#### [WHAT TO DO]
Pick out every line of the entries below where "which" occurs, and copy those lines.

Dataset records

┏━━

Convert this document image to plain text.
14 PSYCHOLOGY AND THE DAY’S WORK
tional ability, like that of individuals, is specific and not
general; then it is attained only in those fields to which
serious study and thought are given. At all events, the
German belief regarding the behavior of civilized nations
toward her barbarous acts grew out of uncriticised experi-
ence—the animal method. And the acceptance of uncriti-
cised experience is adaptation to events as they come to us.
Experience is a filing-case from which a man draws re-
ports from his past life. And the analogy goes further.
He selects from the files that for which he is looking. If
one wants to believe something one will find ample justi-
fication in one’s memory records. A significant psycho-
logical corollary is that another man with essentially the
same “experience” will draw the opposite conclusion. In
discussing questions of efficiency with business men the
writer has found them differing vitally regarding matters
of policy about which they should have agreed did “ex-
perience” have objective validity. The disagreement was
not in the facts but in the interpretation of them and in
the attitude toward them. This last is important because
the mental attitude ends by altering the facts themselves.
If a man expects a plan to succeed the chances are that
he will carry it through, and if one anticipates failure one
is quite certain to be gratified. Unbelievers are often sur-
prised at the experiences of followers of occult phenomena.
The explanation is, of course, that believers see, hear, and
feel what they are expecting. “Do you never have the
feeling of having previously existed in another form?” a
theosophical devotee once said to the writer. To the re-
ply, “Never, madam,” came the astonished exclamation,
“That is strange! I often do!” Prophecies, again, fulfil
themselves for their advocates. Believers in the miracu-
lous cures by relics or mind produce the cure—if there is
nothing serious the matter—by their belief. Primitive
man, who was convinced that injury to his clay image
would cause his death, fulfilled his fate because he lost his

┗━━

#### [RESPONSE]
general; then it is attained only in those fields to which
Experience is a filing-case from which a man draws re-
He selects from the files that for which he is looking. If
of policy about which they should have agreed did “ex-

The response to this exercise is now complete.